● **Goal**: Every line of the material below should be repeated exactly.
────────
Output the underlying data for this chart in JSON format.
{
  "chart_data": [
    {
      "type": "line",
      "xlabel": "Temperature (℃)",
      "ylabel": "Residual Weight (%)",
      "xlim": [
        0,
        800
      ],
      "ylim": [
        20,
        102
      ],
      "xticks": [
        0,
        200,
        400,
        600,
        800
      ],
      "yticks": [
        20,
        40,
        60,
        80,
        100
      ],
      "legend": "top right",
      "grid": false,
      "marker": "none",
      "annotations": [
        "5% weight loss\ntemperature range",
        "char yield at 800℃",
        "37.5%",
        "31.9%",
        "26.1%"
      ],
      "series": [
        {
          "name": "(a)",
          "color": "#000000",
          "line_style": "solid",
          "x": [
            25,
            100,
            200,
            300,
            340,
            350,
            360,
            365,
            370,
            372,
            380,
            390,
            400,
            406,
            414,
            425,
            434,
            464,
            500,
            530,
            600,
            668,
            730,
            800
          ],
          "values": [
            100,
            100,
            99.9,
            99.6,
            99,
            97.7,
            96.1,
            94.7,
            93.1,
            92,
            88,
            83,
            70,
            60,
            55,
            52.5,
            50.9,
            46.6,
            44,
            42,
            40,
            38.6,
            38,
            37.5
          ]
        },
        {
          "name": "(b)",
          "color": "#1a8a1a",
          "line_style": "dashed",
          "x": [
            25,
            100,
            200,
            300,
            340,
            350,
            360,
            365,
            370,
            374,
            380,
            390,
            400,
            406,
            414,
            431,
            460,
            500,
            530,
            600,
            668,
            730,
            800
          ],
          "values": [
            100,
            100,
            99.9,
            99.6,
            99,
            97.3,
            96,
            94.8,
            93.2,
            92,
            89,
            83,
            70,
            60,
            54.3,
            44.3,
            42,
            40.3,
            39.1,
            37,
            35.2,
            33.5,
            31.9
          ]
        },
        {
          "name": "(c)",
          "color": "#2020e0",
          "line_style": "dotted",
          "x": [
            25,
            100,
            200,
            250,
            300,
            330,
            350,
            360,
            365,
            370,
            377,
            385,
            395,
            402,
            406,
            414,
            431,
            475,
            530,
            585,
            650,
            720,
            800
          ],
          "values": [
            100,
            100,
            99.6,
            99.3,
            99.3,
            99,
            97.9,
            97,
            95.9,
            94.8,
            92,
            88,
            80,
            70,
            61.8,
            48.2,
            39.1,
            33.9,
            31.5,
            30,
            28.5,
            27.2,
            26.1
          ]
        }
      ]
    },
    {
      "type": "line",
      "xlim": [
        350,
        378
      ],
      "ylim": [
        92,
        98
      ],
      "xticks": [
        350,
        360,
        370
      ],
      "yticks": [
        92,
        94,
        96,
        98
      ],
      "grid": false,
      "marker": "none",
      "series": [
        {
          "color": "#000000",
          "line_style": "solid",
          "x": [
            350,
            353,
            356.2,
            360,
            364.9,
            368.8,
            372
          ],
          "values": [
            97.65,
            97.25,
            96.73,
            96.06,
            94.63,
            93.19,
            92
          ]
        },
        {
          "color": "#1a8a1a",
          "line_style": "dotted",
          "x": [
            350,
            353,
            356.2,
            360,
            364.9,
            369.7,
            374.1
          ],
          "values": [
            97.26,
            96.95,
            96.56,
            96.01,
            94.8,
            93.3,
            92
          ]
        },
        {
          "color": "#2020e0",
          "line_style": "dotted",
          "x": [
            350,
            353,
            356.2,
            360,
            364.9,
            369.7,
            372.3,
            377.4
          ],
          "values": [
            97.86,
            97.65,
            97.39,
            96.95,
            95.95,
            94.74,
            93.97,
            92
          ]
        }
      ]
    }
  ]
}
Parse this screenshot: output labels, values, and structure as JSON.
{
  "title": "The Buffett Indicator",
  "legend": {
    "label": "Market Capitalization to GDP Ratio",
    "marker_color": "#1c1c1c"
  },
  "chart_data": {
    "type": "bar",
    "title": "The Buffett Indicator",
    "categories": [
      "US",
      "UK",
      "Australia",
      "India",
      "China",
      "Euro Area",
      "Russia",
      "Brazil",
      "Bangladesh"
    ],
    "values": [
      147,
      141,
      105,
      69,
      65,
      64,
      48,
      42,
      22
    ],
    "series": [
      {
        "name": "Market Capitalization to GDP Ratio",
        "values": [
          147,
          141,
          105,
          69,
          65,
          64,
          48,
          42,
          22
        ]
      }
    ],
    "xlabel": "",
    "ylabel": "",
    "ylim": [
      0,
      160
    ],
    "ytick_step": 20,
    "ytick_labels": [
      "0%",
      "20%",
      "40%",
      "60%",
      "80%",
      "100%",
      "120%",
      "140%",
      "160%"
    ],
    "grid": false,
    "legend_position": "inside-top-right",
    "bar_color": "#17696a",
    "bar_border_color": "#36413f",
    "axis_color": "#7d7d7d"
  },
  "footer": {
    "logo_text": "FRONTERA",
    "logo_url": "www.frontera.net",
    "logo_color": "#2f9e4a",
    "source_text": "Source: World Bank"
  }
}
────────
● **Worked answer**:
Output the underlying data for this chart in JSON format.
{
  "chart_data": [
    {
      "type": "line",
      "xlabel": "Temperature (℃)",
      "ylabel": "Residual Weight (%)",
      "xlim": [
        0,
        800
      ],
      "ylim": [
        20,
        102
      ],
      "xticks": [
        0,
        200,
        400,
        600,
        800
      ],
      "yticks": [
        20,
        40,
        60,
        80,
        100
      ],
      "legend": "top right",
      "grid": false,
      "marker": "none",
      "annotations": [
        "5% weight loss\ntemperature range",
        "char yield at 800℃",
        "37.5%",
        "31.9%",
        "26.1%"
      ],
      "series": [
        {
          "name": "(a)",
          "color": "#000000",
          "line_style": "solid",
          "x": [
            25,
            100,
            200,
            300,
            340,
            350,
            360,
            365,
            370,
            372,
            380,
            390,
            400,
            406,
            414,
            425,
            434,
            464,
            500,
            530,
            600,
            668,
            730,
            800
          ],
          "values": [
            100,
            100,
            99.9,
            99.6,
            99,
            97.7,
            96.1,
            94.7,
            93.1,
            92,
            88,
            83,
            70,
            60,
            55,
            52.5,
            50.9,
            46.6,
            44,
            42,
            40,
            38.6,
            38,
            37.5
          ]
        },
        {
          "name": "(b)",
          "color": "#1a8a1a",
          "line_style": "dashed",
          "x": [
            25,
            100,
            200,
            300,
            340,
            350,
            360,
            365,
            370,
            374,
            380,
            390,
            400,
            406,
            414,
            431,
            460,
            500,
            530,
            600,
            668,
            730,
            800
          ],
          "values": [
            100,
            100,
            99.9,
            99.6,
            99,
            97.3,
            96,
            94.8,
            93.2,
            92,
            89,
            83,
            70,
            60,
            54.3,
            44.3,
            42,
            40.3,
            39.1,
            37,
            35.2,
            33.5,
            31.9
          ]
        },
        {
          "name": "(c)",
          "color": "#2020e0",
          "line_style": "dotted",
          "x": [
            25,
            100,
            200,
            250,
            300,
            330,
            350,
            360,
            365,
            370,
            377,
            385,
            395,
            402,
            406,
            414,
            431,
            475,
            530,
            585,
            650,
            720,
            800
          ],
          "values": [
            100,
            100,
            99.6,
            99.3,
            99.3,
            99,
            97.9,
            97,
            95.9,
            94.8,
            92,
            88,
            80,
            70,
            61.8,
            48.2,
            39.1,
            33.9,
            31.5,
            30,
            28.5,
            27.2,
            26.1
          ]
        }
      ]
    },
    {
      "type": "line",
      "xlim": [
        350,
        378
      ],
      "ylim": [
        92,
        98
      ],
      "xticks": [
        350,
        360,
        370
      ],
      "yticks": [
        92,
        94,
        96,
        98
      ],
      "grid": false,
      "marker": "none",
      "series": [
        {
          "color": "#000000",
          "line_style": "solid",
          "x": [
            350,
            353,
            356.2,
            360,
            364.9,
            368.8,
            372
          ],
          "values": [
            97.65,
            97.25,
            96.73,
            96.06,
            94.63,
            93.19,
            92
          ]
        },
        {
          "color": "#1a8a1a",
          "line_style": "dotted",
          "x": [
            350,
            353,
            356.2,
            360,
            364.9,
            369.7,
            374.1
          ],
          "values": [
            97.26,
            96.95,
            96.56,
            96.01,
            94.8,
            93.3,
            92
          ]
        },
        {
          "color": "#2020e0",
          "line_style": "dotted",
          "x": [
            350,
            353,
            356.2,
            360,
            364.9,
            369.7,
            372.3,
            377.4
          ],
          "values": [
            97.86,
            97.65,
            97.39,
            96.95,
            95.95,
            94.74,
            93.97,
            92
          ]
        }
      ]
    }
  ]
}
Parse this screenshot: output labels, values, and structure as JSON.
{
  "title": "The Buffett Indicator",
  "legend": {
    "label": "Market Capitalization to GDP Ratio",
    "marker_color": "#1c1c1c"
  },
  "chart_data": {
    "type": "bar",
    "title": "The Buffett Indicator",
    "categories": [
      "US",
      "UK",
      "Australia",
      "India",
      "China",
      "Euro Area",
      "Russia",
      "Brazil",
      "Bangladesh"
    ],
    "values": [
      147,
      141,
      105,
      69,
      65,
      64,
      48,
      42,
      22
    ],
    "series": [
      {
        "name": "Market Capitalization to GDP Ratio",
        "values": [
          147,
          141,
          105,
          69,
          65,
          64,
          48,
          42,
          22
        ]
      }
    ],
    "xlabel": "",
    "ylabel": "",
    "ylim": [
      0,
      160
    ],
    "ytick_step": 20,
    "ytick_labels": [
      "0%",
      "20%",
      "40%",
      "60%",
      "80%",
      "100%",
      "120%",
      "140%",
      "160%"
    ],
    "grid": false,
    "legend_position": "inside-top-right",
    "bar_color": "#17696a",
    "bar_border_color": "#36413f",
    "axis_color": "#7d7d7d"
  },
  "footer": {
    "logo_text": "FRONTERA",
    "logo_url": "www.frontera.net",
    "logo_color": "#2f9e4a",
    "source_text": "Source: World Bank"
  }
}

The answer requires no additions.